» **Stated task**
Look through the data below and work out how many lines contain the string "year". Give the number alone.

» **Material**
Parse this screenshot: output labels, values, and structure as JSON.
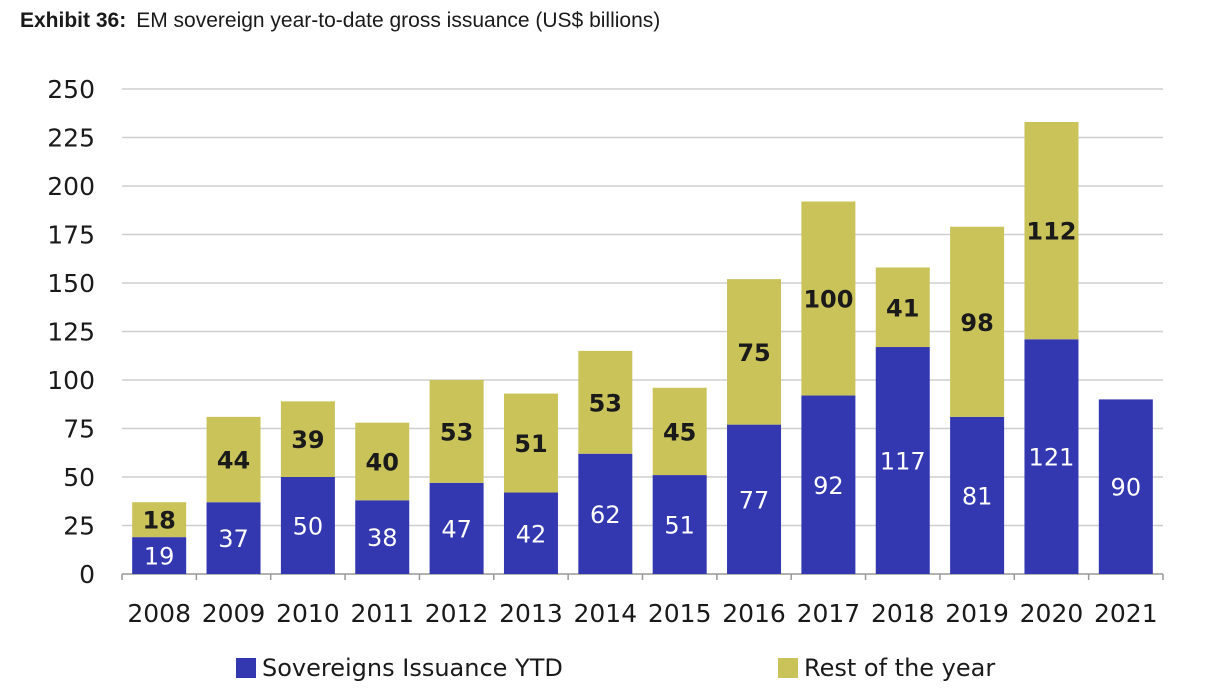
{
  "header": {
    "exhibit_label": "Exhibit 36:",
    "title": "EM sovereign year-to-date gross issuance (US$ billions)"
  },
  "colors": {
    "ytd": "#3438b0",
    "rest": "#c9c35a",
    "grid": "#cfcfcf",
    "axis": "#999999",
    "text": "#1a1a1a"
  },
  "chart_data": {
    "type": "bar",
    "stacked": true,
    "title": "EM sovereign year-to-date gross issuance (US$ billions)",
    "categories": [
      "2008",
      "2009",
      "2010",
      "2011",
      "2012",
      "2013",
      "2014",
      "2015",
      "2016",
      "2017",
      "2018",
      "2019",
      "2020",
      "2021"
    ],
    "series": [
      {
        "name": "Sovereigns Issuance YTD",
        "values": [
          19,
          37,
          50,
          38,
          47,
          42,
          62,
          51,
          77,
          92,
          117,
          81,
          121,
          90
        ]
      },
      {
        "name": "Rest of the year",
        "values": [
          18,
          44,
          39,
          40,
          53,
          51,
          53,
          45,
          75,
          100,
          41,
          98,
          112,
          null
        ]
      }
    ],
    "ylim": [
      0,
      250
    ],
    "yticks": [
      0,
      25,
      50,
      75,
      100,
      125,
      150,
      175,
      200,
      225,
      250
    ],
    "grid": true,
    "legend": "bottom"
  }
}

» **Result**
3